Source data:

## start

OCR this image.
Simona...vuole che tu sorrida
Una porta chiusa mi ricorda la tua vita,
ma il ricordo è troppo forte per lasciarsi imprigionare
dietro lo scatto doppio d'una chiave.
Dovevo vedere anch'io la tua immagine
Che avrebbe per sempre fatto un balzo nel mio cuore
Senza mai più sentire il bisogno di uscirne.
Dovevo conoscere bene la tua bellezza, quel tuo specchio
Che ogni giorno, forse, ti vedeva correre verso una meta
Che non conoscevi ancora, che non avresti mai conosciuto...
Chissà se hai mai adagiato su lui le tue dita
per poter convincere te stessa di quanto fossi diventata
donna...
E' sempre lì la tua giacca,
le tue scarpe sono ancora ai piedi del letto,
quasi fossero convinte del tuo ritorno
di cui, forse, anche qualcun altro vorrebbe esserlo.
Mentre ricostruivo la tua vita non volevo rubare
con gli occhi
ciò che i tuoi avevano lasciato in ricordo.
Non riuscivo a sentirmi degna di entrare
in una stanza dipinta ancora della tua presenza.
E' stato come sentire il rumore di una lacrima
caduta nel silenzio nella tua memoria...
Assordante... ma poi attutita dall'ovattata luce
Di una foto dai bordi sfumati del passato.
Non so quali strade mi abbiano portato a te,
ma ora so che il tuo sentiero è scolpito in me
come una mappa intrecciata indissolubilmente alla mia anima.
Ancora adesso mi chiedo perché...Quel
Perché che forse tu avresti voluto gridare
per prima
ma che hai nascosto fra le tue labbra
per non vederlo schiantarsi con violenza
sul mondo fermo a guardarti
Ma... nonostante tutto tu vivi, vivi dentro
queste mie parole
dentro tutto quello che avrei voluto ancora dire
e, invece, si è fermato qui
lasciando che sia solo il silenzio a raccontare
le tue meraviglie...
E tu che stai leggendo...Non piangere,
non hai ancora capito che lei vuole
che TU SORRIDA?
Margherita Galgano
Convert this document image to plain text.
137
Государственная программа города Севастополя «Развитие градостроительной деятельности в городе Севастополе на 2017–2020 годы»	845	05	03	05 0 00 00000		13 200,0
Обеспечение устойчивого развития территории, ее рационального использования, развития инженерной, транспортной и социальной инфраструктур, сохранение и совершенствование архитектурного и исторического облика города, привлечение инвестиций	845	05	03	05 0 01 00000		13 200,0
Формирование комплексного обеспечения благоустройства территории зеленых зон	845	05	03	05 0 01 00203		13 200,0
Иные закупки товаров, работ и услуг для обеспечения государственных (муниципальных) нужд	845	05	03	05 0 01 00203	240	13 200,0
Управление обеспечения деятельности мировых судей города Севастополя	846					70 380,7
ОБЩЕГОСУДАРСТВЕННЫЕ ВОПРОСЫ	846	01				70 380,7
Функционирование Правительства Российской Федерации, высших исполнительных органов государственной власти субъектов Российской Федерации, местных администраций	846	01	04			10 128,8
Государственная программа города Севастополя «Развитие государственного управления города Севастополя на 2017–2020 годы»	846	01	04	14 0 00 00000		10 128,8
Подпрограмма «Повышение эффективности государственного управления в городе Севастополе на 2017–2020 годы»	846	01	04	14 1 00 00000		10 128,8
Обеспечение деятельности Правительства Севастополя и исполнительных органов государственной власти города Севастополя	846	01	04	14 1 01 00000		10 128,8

## end
## start

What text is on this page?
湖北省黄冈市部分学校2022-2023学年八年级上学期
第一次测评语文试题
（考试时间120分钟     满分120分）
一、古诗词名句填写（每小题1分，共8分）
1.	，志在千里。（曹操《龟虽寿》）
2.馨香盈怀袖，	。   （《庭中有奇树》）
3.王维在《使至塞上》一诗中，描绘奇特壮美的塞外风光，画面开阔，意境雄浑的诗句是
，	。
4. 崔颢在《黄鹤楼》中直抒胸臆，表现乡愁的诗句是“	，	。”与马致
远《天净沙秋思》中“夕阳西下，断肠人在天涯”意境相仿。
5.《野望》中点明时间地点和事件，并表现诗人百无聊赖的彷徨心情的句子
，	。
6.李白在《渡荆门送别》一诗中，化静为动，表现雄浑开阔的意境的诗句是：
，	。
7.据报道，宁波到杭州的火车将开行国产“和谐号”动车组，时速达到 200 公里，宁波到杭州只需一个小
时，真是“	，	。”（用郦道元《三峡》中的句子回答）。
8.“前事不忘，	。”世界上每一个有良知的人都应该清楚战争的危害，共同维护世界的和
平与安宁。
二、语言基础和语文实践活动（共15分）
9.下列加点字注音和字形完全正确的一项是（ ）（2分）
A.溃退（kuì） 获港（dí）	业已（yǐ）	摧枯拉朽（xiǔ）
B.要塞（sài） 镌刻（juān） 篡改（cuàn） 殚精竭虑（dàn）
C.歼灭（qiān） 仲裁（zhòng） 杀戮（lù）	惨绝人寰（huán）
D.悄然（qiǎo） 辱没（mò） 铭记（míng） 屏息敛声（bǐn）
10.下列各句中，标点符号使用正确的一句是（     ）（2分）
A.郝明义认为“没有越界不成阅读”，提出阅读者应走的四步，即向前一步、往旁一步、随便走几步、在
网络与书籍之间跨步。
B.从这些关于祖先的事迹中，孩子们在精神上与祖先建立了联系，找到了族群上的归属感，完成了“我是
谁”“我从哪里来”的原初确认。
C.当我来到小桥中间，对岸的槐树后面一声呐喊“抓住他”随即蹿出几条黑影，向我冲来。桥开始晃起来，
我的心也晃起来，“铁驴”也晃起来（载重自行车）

## end
## start

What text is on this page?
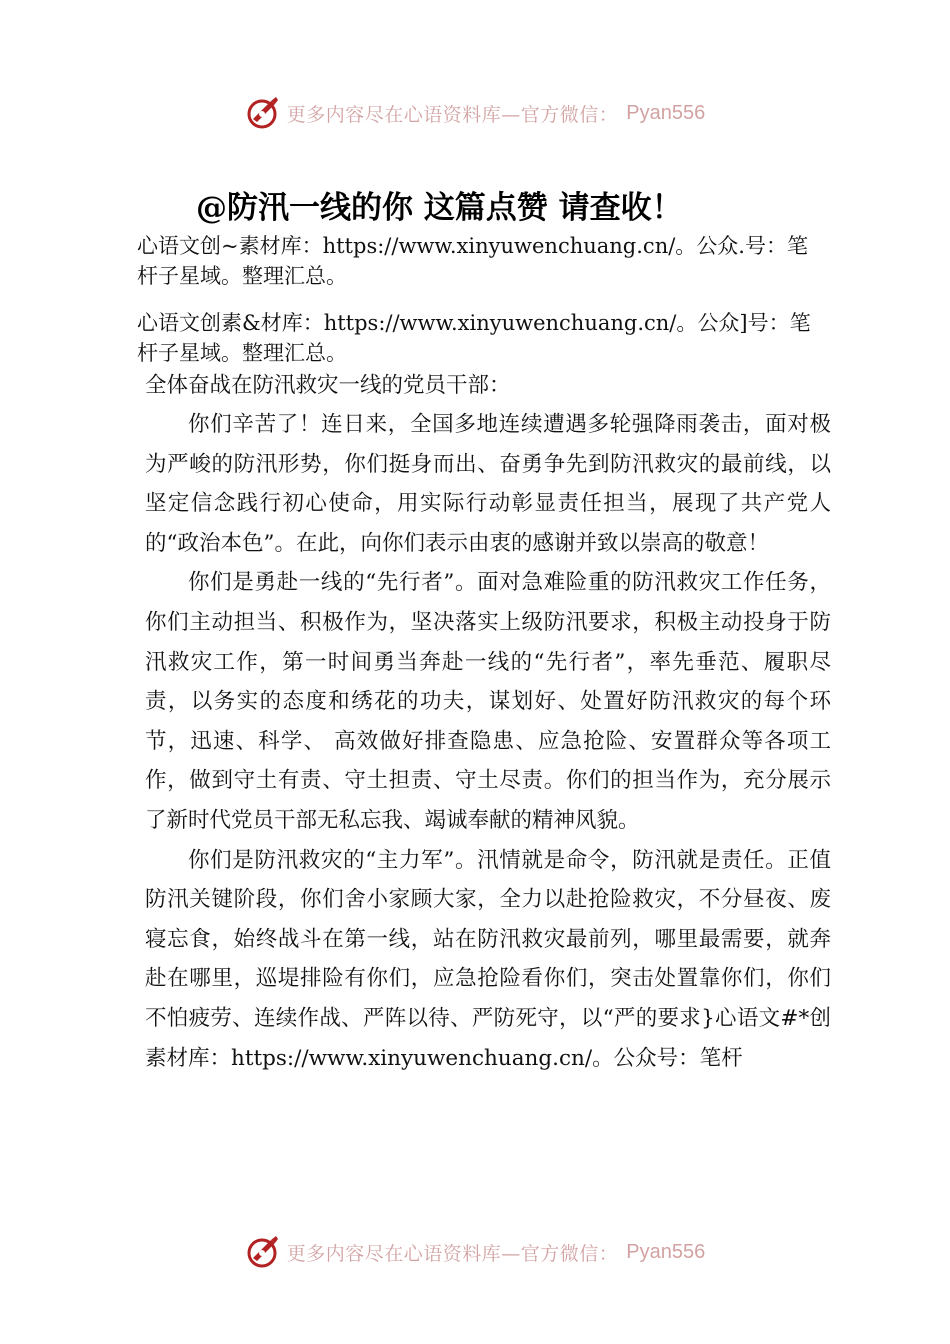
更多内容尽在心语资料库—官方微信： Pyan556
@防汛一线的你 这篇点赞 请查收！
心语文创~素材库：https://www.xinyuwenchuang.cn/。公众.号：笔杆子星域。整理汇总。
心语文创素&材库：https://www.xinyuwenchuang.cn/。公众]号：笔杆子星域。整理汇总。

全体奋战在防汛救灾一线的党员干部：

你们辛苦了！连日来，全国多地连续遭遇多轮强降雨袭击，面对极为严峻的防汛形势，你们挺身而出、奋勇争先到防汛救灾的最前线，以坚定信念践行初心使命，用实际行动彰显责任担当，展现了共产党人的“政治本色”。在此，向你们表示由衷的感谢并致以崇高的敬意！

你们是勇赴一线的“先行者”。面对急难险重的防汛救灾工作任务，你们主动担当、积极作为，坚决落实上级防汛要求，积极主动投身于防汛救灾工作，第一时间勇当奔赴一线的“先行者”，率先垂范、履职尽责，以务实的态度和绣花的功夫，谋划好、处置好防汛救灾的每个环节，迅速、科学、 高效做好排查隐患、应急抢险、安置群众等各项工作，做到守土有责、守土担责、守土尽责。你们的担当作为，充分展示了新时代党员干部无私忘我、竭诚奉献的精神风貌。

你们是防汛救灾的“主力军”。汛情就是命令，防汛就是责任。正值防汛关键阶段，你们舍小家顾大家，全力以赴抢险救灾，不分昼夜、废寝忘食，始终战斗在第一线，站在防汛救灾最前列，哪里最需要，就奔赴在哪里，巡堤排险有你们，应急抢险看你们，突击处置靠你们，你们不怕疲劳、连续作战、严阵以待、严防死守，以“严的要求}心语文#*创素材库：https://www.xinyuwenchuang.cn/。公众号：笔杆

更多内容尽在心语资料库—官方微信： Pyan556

## end

Required work:
Return each line of the data that contains the string "Обеспечение".

Worked solution:
Обеспечение устойчивого развития территории, ее рационального использования, развития инженерной, транспортной и социальной инфраструктур, сохранение и совершенствование архитектурного и исторического облика города, привлечение инвестиций	845	05	03	05 0 01 00000		13 200,0
Обеспечение деятельности Правительства Севастополя и исполнительных органов государственной власти города Севастополя	846	01	04	14 1 01 00000		10 128,8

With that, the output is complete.